§ STATED GOAL
Can you reproduce the listing below line for line, with no changes, and leave the picture out of your answer?

§ GIVEN DATA
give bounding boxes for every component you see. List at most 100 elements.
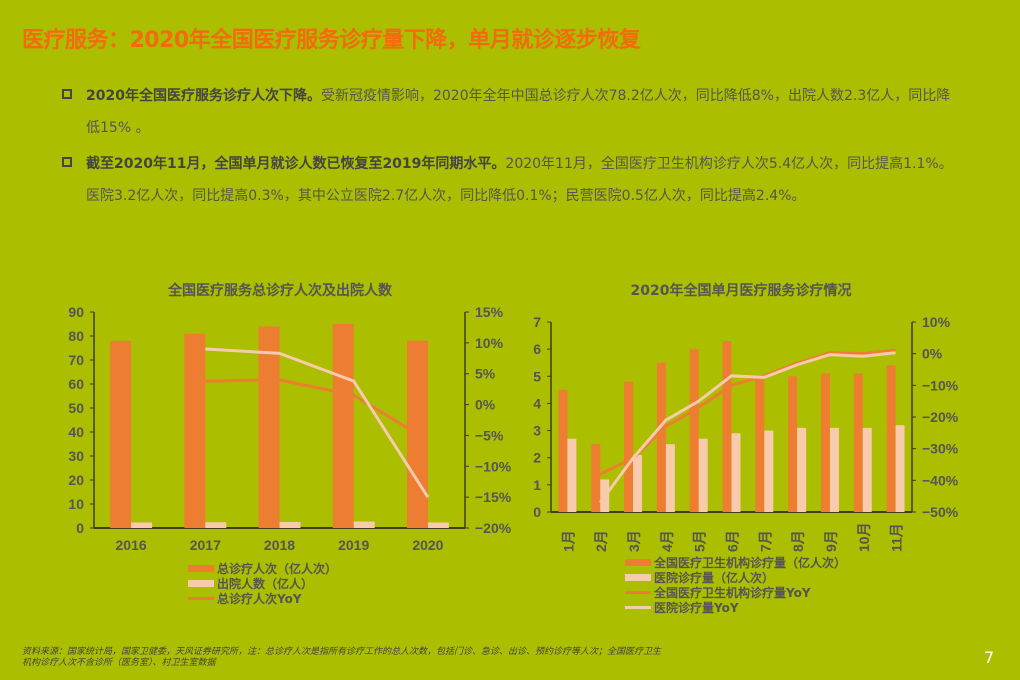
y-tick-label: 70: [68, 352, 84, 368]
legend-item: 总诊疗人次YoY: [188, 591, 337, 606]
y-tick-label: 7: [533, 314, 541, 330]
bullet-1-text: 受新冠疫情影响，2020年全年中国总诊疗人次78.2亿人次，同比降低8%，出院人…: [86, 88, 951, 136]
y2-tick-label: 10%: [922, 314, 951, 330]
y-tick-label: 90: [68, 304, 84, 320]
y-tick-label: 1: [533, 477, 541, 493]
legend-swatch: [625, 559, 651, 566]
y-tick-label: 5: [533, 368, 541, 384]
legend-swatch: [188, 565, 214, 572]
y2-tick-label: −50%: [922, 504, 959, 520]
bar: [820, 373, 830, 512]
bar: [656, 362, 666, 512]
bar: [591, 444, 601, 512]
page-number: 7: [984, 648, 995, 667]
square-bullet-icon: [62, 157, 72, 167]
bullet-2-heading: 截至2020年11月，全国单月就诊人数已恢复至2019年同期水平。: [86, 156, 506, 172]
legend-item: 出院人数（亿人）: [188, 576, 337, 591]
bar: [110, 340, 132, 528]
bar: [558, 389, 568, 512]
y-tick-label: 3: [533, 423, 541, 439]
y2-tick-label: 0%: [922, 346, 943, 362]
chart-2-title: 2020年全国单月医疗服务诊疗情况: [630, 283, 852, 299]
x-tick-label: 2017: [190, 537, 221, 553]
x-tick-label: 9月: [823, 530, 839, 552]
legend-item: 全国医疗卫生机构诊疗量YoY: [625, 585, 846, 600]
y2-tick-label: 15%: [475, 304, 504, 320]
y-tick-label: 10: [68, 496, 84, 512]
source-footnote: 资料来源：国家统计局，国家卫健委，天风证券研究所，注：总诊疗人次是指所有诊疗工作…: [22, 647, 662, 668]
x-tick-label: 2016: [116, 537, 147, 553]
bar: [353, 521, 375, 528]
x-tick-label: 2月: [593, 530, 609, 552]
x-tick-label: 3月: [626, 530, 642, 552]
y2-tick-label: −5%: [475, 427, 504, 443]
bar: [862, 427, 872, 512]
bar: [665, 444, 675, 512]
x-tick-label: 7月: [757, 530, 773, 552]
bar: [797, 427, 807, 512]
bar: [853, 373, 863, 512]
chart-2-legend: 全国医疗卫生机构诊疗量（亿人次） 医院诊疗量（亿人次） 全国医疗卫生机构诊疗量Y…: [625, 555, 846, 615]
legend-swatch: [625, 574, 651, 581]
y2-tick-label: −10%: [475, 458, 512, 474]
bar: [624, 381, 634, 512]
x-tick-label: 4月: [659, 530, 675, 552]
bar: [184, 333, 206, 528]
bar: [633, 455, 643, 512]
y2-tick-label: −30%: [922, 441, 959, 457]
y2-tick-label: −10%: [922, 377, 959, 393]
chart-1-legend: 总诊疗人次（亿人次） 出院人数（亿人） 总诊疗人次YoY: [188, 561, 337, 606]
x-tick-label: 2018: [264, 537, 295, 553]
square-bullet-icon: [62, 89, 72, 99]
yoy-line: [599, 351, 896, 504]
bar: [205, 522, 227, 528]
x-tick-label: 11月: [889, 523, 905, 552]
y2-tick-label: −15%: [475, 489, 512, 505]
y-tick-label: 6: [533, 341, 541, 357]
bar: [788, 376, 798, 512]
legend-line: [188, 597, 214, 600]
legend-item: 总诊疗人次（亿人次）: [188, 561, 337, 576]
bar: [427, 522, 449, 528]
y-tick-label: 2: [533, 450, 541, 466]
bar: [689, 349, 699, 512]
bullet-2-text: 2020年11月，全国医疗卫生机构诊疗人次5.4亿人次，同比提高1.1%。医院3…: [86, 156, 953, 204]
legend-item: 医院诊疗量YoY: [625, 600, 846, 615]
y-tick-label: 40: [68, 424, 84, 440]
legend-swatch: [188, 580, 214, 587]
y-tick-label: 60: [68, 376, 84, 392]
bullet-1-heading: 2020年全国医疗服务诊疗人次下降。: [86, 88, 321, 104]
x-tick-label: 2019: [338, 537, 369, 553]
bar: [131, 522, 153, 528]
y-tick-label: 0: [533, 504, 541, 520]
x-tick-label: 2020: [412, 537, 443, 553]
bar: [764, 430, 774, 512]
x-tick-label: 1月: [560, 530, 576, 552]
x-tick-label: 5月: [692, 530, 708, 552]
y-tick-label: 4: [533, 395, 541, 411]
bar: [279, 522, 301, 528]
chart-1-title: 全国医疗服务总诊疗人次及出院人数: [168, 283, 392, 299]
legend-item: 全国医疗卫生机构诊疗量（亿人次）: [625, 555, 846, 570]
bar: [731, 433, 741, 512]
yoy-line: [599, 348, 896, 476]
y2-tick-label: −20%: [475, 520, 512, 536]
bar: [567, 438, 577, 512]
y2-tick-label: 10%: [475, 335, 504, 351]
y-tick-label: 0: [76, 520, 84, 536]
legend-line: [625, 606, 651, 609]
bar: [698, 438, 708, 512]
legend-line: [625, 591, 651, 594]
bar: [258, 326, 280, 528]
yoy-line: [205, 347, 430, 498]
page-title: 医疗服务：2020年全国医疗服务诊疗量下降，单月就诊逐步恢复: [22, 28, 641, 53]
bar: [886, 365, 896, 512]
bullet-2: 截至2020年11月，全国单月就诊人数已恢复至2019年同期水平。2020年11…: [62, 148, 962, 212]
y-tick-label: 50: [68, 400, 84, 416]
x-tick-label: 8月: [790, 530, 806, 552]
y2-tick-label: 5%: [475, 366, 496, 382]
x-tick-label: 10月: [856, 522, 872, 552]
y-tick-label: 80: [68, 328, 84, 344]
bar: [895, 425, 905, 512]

§ FINISHED ANSWER
give bounding boxes for every component you see. List at most 100 elements.
y-tick-label: 70: [68, 352, 84, 368]
legend-item: 总诊疗人次YoY: [188, 591, 337, 606]
y-tick-label: 7: [533, 314, 541, 330]
bullet-1-text: 受新冠疫情影响，2020年全年中国总诊疗人次78.2亿人次，同比降低8%，出院人…: [86, 88, 951, 136]
y2-tick-label: 10%: [922, 314, 951, 330]
y-tick-label: 90: [68, 304, 84, 320]
y-tick-label: 1: [533, 477, 541, 493]
legend-swatch: [625, 559, 651, 566]
y-tick-label: 5: [533, 368, 541, 384]
legend-swatch: [188, 565, 214, 572]
y2-tick-label: −50%: [922, 504, 959, 520]
bar: [820, 373, 830, 512]
bar: [656, 362, 666, 512]
bar: [591, 444, 601, 512]
page-number: 7: [984, 648, 995, 667]
square-bullet-icon: [62, 157, 72, 167]
bullet-2-heading: 截至2020年11月，全国单月就诊人数已恢复至2019年同期水平。: [86, 156, 506, 172]
legend-item: 出院人数（亿人）: [188, 576, 337, 591]
bar: [110, 340, 132, 528]
bar: [558, 389, 568, 512]
y-tick-label: 3: [533, 423, 541, 439]
y2-tick-label: 0%: [922, 346, 943, 362]
chart-2-title: 2020年全国单月医疗服务诊疗情况: [630, 283, 852, 299]
x-tick-label: 2017: [190, 537, 221, 553]
x-tick-label: 9月: [823, 530, 839, 552]
legend-item: 全国医疗卫生机构诊疗量YoY: [625, 585, 846, 600]
y2-tick-label: 15%: [475, 304, 504, 320]
y-tick-label: 10: [68, 496, 84, 512]
source-footnote: 资料来源：国家统计局，国家卫健委，天风证券研究所，注：总诊疗人次是指所有诊疗工作…: [22, 647, 662, 668]
x-tick-label: 2016: [116, 537, 147, 553]
bar: [353, 521, 375, 528]
x-tick-label: 2月: [593, 530, 609, 552]
x-tick-label: 3月: [626, 530, 642, 552]
y2-tick-label: −5%: [475, 427, 504, 443]
bar: [862, 427, 872, 512]
bar: [665, 444, 675, 512]
x-tick-label: 7月: [757, 530, 773, 552]
bar: [797, 427, 807, 512]
bar: [853, 373, 863, 512]
chart-2-legend: 全国医疗卫生机构诊疗量（亿人次） 医院诊疗量（亿人次） 全国医疗卫生机构诊疗量Y…: [625, 555, 846, 615]
legend-swatch: [625, 574, 651, 581]
y2-tick-label: −10%: [475, 458, 512, 474]
bar: [624, 381, 634, 512]
x-tick-label: 4月: [659, 530, 675, 552]
bar: [184, 333, 206, 528]
bar: [633, 455, 643, 512]
y2-tick-label: −30%: [922, 441, 959, 457]
y2-tick-label: −10%: [922, 377, 959, 393]
chart-1-legend: 总诊疗人次（亿人次） 出院人数（亿人） 总诊疗人次YoY: [188, 561, 337, 606]
x-tick-label: 2018: [264, 537, 295, 553]
square-bullet-icon: [62, 89, 72, 99]
yoy-line: [599, 351, 896, 504]
bar: [205, 522, 227, 528]
x-tick-label: 11月: [889, 523, 905, 552]
y2-tick-label: −15%: [475, 489, 512, 505]
y-tick-label: 6: [533, 341, 541, 357]
bar: [788, 376, 798, 512]
legend-line: [188, 597, 214, 600]
legend-item: 总诊疗人次（亿人次）: [188, 561, 337, 576]
bar: [427, 522, 449, 528]
y-tick-label: 2: [533, 450, 541, 466]
bar: [689, 349, 699, 512]
bullet-2-text: 2020年11月，全国医疗卫生机构诊疗人次5.4亿人次，同比提高1.1%。医院3…: [86, 156, 953, 204]
legend-item: 医院诊疗量YoY: [625, 600, 846, 615]
y-tick-label: 40: [68, 424, 84, 440]
legend-swatch: [188, 580, 214, 587]
y-tick-label: 60: [68, 376, 84, 392]
bullet-1-heading: 2020年全国医疗服务诊疗人次下降。: [86, 88, 321, 104]
x-tick-label: 2019: [338, 537, 369, 553]
bar: [131, 522, 153, 528]
y-tick-label: 0: [533, 504, 541, 520]
x-tick-label: 2020: [412, 537, 443, 553]
bar: [764, 430, 774, 512]
x-tick-label: 1月: [560, 530, 576, 552]
x-tick-label: 5月: [692, 530, 708, 552]
y-tick-label: 4: [533, 395, 541, 411]
bar: [279, 522, 301, 528]
chart-1-title: 全国医疗服务总诊疗人次及出院人数: [168, 283, 392, 299]
legend-item: 全国医疗卫生机构诊疗量（亿人次）: [625, 555, 846, 570]
bar: [731, 433, 741, 512]
yoy-line: [599, 348, 896, 476]
y2-tick-label: −20%: [475, 520, 512, 536]
bar: [567, 438, 577, 512]
y2-tick-label: 10%: [475, 335, 504, 351]
y-tick-label: 0: [76, 520, 84, 536]
legend-line: [625, 606, 651, 609]
bar: [698, 438, 708, 512]
legend-line: [625, 591, 651, 594]
bar: [258, 326, 280, 528]
yoy-line: [205, 347, 430, 498]
page-title: 医疗服务：2020年全国医疗服务诊疗量下降，单月就诊逐步恢复: [22, 28, 641, 53]
bar: [886, 365, 896, 512]
bullet-2: 截至2020年11月，全国单月就诊人数已恢复至2019年同期水平。2020年11…: [62, 148, 962, 212]
y-tick-label: 50: [68, 400, 84, 416]
x-tick-label: 8月: [790, 530, 806, 552]
y2-tick-label: 5%: [475, 366, 496, 382]
x-tick-label: 10月: [856, 522, 872, 552]
y-tick-label: 80: [68, 328, 84, 344]
bar: [895, 425, 905, 512]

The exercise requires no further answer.